## Task statement
The records below are to be quoted in full; please keep every word exact.

## The records
§ §
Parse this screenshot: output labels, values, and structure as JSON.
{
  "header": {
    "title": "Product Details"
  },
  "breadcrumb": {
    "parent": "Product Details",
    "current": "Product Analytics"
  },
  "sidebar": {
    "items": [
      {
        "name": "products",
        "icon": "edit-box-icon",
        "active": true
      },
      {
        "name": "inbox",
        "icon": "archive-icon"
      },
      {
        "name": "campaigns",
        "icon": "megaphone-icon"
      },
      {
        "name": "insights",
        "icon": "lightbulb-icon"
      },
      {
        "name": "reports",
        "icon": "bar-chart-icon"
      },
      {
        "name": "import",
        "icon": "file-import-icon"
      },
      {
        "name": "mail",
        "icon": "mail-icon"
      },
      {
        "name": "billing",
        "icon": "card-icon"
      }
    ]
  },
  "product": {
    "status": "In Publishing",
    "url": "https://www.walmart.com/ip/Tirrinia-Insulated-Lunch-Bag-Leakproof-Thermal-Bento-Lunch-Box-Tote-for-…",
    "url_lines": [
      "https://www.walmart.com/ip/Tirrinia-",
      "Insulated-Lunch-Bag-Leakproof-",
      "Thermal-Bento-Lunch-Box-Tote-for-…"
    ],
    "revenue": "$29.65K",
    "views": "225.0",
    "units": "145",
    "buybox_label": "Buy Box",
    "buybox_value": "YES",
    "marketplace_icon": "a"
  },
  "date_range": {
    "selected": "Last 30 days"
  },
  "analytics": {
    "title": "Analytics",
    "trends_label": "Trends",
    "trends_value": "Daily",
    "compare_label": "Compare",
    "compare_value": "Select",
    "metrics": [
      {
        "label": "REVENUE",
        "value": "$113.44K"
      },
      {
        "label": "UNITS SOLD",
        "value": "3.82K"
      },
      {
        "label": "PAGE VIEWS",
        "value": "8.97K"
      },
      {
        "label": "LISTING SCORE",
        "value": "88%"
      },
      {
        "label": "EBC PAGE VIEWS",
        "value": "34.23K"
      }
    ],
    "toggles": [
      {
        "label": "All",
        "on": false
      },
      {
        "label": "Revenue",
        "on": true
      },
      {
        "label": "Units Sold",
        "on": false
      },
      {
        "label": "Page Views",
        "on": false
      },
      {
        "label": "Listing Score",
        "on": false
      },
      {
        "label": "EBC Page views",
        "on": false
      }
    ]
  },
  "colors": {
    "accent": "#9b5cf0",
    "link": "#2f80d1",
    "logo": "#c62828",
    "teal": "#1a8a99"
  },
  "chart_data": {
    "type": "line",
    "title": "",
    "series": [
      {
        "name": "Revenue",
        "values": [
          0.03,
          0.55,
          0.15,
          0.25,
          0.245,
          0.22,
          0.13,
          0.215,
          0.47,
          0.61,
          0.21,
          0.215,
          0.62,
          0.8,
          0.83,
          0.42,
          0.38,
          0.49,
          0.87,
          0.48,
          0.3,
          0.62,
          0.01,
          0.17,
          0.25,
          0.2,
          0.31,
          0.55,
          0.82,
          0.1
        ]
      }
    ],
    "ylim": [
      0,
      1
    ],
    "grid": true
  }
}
§ §
## Answer to this task
Parse this screenshot: output labels, values, and structure as JSON.
{
  "header": {
    "title": "Product Details"
  },
  "breadcrumb": {
    "parent": "Product Details",
    "current": "Product Analytics"
  },
  "sidebar": {
    "items": [
      {
        "name": "products",
        "icon": "edit-box-icon",
        "active": true
      },
      {
        "name": "inbox",
        "icon": "archive-icon"
      },
      {
        "name": "campaigns",
        "icon": "megaphone-icon"
      },
      {
        "name": "insights",
        "icon": "lightbulb-icon"
      },
      {
        "name": "reports",
        "icon": "bar-chart-icon"
      },
      {
        "name": "import",
        "icon": "file-import-icon"
      },
      {
        "name": "mail",
        "icon": "mail-icon"
      },
      {
        "name": "billing",
        "icon": "card-icon"
      }
    ]
  },
  "product": {
    "status": "In Publishing",
    "url": "https://www.walmart.com/ip/Tirrinia-Insulated-Lunch-Bag-Leakproof-Thermal-Bento-Lunch-Box-Tote-for-…",
    "url_lines": [
      "https://www.walmart.com/ip/Tirrinia-",
      "Insulated-Lunch-Bag-Leakproof-",
      "Thermal-Bento-Lunch-Box-Tote-for-…"
    ],
    "revenue": "$29.65K",
    "views": "225.0",
    "units": "145",
    "buybox_label": "Buy Box",
    "buybox_value": "YES",
    "marketplace_icon": "a"
  },
  "date_range": {
    "selected": "Last 30 days"
  },
  "analytics": {
    "title": "Analytics",
    "trends_label": "Trends",
    "trends_value": "Daily",
    "compare_label": "Compare",
    "compare_value": "Select",
    "metrics": [
      {
        "label": "REVENUE",
        "value": "$113.44K"
      },
      {
        "label": "UNITS SOLD",
        "value": "3.82K"
      },
      {
        "label": "PAGE VIEWS",
        "value": "8.97K"
      },
      {
        "label": "LISTING SCORE",
        "value": "88%"
      },
      {
        "label": "EBC PAGE VIEWS",
        "value": "34.23K"
      }
    ],
    "toggles": [
      {
        "label": "All",
        "on": false
      },
      {
        "label": "Revenue",
        "on": true
      },
      {
        "label": "Units Sold",
        "on": false
      },
      {
        "label": "Page Views",
        "on": false
      },
      {
        "label": "Listing Score",
        "on": false
      },
      {
        "label": "EBC Page views",
        "on": false
      }
    ]
  },
  "colors": {
    "accent": "#9b5cf0",
    "link": "#2f80d1",
    "logo": "#c62828",
    "teal": "#1a8a99"
  },
  "chart_data": {
    "type": "line",
    "title": "",
    "series": [
      {
        "name": "Revenue",
        "values": [
          0.03,
          0.55,
          0.15,
          0.25,
          0.245,
          0.22,
          0.13,
          0.215,
          0.47,
          0.61,
          0.21,
          0.215,
          0.62,
          0.8,
          0.83,
          0.42,
          0.38,
          0.49,
          0.87,
          0.48,
          0.3,
          0.62,
          0.01,
          0.17,
          0.25,
          0.2,
          0.31,
          0.55,
          0.82,
          0.1
        ]
      }
    ],
    "ylim": [
      0,
      1
    ],
    "grid": true
  }
}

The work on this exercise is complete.